OPDRACHT
Maak een genummerde lijst van de regels vanaf het begin van de records tot en met de regel met "more-options-icon[interactable]: ⋮ bbox=[1127, 595, 1137, 606]". Laat lege regels weg.
----- RUWE RECORDS
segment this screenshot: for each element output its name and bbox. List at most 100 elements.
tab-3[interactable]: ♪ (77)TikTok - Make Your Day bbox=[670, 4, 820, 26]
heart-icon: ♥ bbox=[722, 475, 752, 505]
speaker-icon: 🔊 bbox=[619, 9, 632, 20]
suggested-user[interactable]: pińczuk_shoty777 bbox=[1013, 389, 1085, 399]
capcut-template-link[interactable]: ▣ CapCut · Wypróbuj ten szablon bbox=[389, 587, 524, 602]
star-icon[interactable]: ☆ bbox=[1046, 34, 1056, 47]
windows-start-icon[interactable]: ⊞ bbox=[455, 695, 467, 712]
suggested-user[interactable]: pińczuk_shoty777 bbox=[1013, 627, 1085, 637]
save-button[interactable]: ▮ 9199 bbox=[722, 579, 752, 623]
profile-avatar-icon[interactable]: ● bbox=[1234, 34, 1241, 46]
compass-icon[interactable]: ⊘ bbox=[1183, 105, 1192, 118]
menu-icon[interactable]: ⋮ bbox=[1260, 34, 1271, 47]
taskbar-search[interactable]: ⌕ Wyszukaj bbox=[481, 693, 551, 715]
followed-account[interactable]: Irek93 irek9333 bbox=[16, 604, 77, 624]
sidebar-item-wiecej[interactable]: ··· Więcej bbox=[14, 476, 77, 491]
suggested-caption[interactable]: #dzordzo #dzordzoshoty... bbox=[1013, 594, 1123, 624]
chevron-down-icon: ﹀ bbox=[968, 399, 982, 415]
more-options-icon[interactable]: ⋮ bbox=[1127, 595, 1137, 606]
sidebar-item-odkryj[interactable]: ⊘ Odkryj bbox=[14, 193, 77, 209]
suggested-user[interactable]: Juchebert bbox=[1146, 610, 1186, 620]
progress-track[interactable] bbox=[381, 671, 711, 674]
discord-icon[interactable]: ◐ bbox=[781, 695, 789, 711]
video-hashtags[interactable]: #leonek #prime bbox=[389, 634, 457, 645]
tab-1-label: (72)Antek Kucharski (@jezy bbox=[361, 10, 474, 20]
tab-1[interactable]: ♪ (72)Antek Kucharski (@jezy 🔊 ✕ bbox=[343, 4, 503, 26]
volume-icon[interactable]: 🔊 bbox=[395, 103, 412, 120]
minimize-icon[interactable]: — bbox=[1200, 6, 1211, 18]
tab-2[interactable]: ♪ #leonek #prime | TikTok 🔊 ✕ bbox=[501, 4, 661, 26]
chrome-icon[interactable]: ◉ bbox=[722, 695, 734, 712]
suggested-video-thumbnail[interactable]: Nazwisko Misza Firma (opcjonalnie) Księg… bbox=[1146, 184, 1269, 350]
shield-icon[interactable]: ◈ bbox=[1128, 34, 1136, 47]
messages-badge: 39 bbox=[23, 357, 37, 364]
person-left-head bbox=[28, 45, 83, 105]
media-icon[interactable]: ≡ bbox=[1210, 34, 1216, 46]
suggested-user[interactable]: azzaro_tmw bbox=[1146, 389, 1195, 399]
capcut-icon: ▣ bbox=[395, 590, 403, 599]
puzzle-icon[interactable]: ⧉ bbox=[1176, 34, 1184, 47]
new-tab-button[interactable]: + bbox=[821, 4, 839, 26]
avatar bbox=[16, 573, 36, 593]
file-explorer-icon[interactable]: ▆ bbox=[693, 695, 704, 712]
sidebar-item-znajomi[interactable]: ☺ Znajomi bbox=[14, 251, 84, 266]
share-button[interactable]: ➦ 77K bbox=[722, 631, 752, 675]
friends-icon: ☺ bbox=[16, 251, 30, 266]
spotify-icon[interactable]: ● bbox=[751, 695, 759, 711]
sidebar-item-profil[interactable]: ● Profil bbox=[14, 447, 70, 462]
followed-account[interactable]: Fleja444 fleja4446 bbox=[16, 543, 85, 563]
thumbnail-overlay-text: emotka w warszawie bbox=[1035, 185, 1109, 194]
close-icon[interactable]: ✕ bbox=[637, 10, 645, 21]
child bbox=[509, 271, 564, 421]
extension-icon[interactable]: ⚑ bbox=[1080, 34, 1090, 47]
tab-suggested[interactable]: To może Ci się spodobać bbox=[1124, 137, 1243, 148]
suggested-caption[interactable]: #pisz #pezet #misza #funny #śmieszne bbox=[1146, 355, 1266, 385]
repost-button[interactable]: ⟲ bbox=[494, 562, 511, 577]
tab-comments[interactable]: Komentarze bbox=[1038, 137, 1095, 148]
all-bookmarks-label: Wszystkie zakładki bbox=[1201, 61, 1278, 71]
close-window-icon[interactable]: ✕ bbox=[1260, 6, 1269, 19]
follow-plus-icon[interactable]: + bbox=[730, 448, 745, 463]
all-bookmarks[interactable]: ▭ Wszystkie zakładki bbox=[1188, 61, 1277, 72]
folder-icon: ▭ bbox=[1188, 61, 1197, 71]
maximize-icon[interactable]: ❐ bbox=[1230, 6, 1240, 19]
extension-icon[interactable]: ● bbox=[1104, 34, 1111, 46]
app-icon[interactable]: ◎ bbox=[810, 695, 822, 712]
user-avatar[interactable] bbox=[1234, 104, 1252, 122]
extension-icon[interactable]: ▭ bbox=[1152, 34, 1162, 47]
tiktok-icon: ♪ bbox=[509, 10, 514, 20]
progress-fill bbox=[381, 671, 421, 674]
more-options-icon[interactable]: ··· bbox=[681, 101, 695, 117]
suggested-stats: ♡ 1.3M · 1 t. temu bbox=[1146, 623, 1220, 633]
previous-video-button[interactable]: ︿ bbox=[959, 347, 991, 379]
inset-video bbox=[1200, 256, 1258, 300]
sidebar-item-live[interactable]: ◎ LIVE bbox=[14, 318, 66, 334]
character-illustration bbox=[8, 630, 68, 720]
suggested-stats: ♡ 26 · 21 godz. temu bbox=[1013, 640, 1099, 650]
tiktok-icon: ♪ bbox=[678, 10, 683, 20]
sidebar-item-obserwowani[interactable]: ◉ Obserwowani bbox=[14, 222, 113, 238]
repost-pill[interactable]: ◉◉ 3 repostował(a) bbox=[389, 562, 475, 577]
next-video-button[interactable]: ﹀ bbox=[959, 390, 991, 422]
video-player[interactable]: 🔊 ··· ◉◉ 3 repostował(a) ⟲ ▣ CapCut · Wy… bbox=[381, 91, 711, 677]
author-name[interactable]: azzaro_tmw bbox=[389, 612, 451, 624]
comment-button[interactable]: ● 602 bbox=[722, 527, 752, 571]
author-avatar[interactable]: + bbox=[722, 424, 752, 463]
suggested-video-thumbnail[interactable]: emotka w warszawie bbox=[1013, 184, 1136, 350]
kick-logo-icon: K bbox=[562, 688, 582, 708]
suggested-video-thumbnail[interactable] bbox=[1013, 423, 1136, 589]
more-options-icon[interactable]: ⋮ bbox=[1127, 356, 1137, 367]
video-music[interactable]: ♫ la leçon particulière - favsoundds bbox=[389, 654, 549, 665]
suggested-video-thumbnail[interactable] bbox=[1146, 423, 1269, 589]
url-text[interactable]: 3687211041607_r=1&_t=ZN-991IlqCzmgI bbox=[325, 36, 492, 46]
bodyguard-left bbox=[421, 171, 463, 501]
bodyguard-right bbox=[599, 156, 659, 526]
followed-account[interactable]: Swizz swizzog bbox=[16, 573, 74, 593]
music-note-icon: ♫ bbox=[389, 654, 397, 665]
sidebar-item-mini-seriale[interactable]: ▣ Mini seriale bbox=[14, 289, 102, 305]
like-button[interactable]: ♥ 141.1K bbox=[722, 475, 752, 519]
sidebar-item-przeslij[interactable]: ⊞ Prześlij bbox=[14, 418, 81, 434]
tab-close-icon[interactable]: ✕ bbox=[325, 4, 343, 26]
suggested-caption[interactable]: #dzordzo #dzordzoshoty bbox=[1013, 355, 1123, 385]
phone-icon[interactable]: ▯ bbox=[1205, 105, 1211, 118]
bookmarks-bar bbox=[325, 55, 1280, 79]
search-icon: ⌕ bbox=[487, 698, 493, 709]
----------
RESULTAAT OEFENING
1. segment this screenshot: for each element output its name and bbox. List at most 100 elements.
2. tab-3[interactable]: ♪ (77)TikTok - Make Your Day bbox=[670, 4, 820, 26]
3. heart-icon: ♥ bbox=[722, 475, 752, 505]
4. speaker-icon: 🔊 bbox=[619, 9, 632, 20]
5. suggested-user[interactable]: pińczuk_shoty777 bbox=[1013, 389, 1085, 399]
6. capcut-template-link[interactable]: ▣ CapCut · Wypróbuj ten szablon bbox=[389, 587, 524, 602]
7. star-icon[interactable]: ☆ bbox=[1046, 34, 1056, 47]
8. windows-start-icon[interactable]: ⊞ bbox=[455, 695, 467, 712]
9. suggested-user[interactable]: pińczuk_shoty777 bbox=[1013, 627, 1085, 637]
10. save-button[interactable]: ▮ 9199 bbox=[722, 579, 752, 623]
11. profile-avatar-icon[interactable]: ● bbox=[1234, 34, 1241, 46]
12. compass-icon[interactable]: ⊘ bbox=[1183, 105, 1192, 118]
13. menu-icon[interactable]: ⋮ bbox=[1260, 34, 1271, 47]
14. taskbar-search[interactable]: ⌕ Wyszukaj bbox=[481, 693, 551, 715]
15. followed-account[interactable]: Irek93 irek9333 bbox=[16, 604, 77, 624]
16. sidebar-item-wiecej[interactable]: ··· Więcej bbox=[14, 476, 77, 491]
17. suggested-caption[interactable]: #dzordzo #dzordzoshoty... bbox=[1013, 594, 1123, 624]
18. chevron-down-icon: ﹀ bbox=[968, 399, 982, 415]
19. more-options-icon[interactable]: ⋮ bbox=[1127, 595, 1137, 606]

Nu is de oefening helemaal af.